How many lines of the data hold the word "openmodelica"? State the number and nothing else.

(Data entries for graphics)
------

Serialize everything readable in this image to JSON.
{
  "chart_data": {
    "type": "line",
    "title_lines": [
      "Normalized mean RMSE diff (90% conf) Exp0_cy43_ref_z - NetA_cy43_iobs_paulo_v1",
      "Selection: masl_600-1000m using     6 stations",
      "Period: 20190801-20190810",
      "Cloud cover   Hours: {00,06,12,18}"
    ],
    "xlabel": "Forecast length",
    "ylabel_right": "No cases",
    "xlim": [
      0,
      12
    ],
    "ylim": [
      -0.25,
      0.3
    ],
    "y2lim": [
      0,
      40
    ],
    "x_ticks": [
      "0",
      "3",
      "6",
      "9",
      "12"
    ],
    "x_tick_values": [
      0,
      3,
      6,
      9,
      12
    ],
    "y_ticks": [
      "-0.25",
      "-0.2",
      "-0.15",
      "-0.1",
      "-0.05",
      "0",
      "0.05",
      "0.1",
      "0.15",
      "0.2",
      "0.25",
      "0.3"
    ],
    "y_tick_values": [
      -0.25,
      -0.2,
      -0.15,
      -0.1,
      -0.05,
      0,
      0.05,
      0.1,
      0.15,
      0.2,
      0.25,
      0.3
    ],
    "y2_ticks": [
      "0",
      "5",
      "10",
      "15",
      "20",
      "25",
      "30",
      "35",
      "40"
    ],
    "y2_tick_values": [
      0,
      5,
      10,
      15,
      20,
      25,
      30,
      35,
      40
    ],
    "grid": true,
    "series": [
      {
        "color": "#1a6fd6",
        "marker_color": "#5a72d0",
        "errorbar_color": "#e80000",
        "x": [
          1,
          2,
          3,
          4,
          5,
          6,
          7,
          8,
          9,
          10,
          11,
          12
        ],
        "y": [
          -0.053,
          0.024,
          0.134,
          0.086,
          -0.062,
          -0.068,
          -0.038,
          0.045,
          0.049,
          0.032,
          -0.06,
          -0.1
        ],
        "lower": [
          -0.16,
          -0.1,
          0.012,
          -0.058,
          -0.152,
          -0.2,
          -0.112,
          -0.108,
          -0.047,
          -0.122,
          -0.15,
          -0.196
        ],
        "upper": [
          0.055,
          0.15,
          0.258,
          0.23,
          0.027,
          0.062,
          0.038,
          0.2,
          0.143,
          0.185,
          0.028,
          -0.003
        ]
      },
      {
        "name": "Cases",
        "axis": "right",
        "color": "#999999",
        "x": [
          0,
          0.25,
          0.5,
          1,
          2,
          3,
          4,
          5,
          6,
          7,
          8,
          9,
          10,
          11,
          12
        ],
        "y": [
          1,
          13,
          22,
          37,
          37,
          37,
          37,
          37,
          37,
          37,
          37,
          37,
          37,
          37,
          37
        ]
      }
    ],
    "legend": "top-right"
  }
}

------

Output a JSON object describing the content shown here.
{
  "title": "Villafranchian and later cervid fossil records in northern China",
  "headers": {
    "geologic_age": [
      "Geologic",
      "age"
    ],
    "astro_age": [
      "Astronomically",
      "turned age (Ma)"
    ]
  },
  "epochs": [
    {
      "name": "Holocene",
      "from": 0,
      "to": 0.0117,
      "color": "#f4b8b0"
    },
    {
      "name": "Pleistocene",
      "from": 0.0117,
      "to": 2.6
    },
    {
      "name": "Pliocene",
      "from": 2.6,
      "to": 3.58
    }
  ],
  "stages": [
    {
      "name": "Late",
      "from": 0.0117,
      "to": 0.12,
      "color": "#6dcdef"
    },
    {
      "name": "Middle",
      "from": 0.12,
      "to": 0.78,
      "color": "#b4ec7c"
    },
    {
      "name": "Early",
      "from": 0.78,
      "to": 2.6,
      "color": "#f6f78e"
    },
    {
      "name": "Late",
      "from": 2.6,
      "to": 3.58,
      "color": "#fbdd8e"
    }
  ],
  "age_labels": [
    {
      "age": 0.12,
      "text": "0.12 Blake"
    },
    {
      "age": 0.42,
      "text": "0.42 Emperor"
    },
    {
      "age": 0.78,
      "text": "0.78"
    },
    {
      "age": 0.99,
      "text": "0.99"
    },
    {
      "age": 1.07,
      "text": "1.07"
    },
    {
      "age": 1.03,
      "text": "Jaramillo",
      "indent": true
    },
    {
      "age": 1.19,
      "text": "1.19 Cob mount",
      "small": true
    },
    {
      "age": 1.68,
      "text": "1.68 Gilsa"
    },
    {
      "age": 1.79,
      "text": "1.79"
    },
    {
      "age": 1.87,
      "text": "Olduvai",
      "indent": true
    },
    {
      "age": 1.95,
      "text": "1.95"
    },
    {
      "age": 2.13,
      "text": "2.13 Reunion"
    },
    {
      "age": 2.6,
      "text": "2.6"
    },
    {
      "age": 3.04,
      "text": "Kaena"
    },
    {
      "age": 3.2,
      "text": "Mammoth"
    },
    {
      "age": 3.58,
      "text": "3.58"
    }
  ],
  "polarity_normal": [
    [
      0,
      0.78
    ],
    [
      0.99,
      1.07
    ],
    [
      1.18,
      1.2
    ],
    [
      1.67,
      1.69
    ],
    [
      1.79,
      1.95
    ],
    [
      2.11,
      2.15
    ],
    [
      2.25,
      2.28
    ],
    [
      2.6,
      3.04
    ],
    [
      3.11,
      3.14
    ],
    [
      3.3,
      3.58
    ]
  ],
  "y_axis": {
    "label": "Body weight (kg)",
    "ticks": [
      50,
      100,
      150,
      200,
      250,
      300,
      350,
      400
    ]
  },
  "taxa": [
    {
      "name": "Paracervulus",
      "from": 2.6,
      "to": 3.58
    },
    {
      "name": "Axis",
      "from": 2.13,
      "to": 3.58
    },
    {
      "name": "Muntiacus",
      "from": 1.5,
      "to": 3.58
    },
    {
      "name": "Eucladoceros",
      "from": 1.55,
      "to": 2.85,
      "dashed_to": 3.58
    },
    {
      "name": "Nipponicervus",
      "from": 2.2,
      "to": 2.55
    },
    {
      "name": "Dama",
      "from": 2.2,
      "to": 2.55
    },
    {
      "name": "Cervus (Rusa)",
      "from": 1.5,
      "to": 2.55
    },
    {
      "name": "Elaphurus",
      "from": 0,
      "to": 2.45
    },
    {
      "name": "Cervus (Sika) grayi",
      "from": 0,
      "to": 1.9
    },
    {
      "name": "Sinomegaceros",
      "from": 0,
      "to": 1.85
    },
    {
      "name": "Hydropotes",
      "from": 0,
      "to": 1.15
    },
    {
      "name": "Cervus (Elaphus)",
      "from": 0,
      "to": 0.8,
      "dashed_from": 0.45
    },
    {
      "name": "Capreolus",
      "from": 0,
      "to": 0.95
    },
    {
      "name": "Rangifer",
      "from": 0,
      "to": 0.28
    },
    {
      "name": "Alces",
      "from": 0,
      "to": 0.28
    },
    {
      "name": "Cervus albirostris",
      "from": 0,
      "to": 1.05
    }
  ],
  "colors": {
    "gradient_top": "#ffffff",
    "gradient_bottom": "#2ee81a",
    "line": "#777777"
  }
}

------

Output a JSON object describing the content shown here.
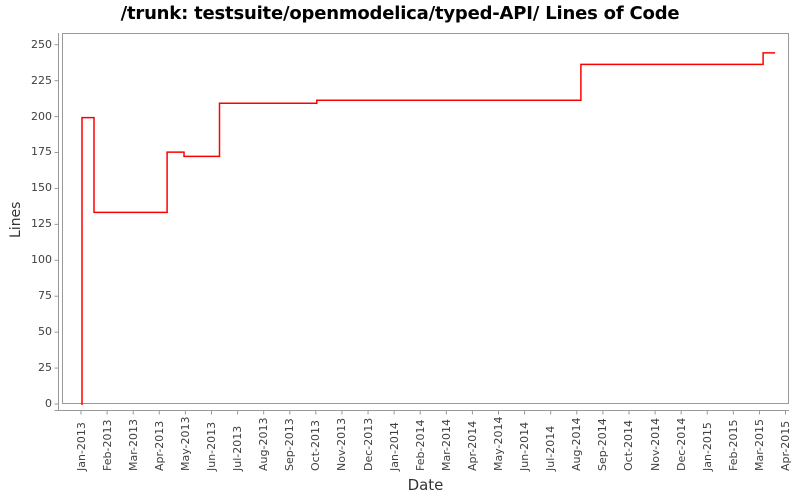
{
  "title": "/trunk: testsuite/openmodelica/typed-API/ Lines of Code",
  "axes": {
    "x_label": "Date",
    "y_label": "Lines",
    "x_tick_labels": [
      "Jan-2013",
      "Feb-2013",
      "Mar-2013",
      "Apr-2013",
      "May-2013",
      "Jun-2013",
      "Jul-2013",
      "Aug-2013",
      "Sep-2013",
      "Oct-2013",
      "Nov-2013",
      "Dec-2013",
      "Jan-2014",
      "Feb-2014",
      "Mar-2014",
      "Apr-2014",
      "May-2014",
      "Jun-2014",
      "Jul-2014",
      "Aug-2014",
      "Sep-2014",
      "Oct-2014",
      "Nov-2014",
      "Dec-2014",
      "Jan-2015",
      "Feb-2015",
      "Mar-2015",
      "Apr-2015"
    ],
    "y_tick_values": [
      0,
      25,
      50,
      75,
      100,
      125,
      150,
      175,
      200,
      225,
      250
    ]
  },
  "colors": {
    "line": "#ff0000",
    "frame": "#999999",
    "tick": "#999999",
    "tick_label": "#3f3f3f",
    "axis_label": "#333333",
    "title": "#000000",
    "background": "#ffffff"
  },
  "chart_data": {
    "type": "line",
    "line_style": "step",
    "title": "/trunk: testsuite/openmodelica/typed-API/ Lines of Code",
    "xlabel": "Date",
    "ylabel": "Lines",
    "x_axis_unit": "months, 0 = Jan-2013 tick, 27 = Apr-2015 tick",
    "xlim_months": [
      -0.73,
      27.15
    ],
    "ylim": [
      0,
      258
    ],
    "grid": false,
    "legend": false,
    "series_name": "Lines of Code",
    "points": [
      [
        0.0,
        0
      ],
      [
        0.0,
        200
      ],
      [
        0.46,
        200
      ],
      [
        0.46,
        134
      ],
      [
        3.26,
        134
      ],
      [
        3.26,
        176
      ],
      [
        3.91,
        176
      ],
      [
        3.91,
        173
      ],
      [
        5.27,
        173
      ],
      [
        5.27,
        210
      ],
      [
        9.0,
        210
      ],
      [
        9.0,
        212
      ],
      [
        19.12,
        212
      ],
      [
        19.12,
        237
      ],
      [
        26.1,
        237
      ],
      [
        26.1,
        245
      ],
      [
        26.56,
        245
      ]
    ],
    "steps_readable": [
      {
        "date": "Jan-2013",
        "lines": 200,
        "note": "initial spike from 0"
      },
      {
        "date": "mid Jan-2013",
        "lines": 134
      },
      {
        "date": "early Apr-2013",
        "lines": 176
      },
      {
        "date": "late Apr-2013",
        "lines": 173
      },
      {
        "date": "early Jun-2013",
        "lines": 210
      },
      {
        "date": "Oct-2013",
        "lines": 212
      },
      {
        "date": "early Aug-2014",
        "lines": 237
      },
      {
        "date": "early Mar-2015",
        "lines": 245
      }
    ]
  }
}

------

### [The solution]
2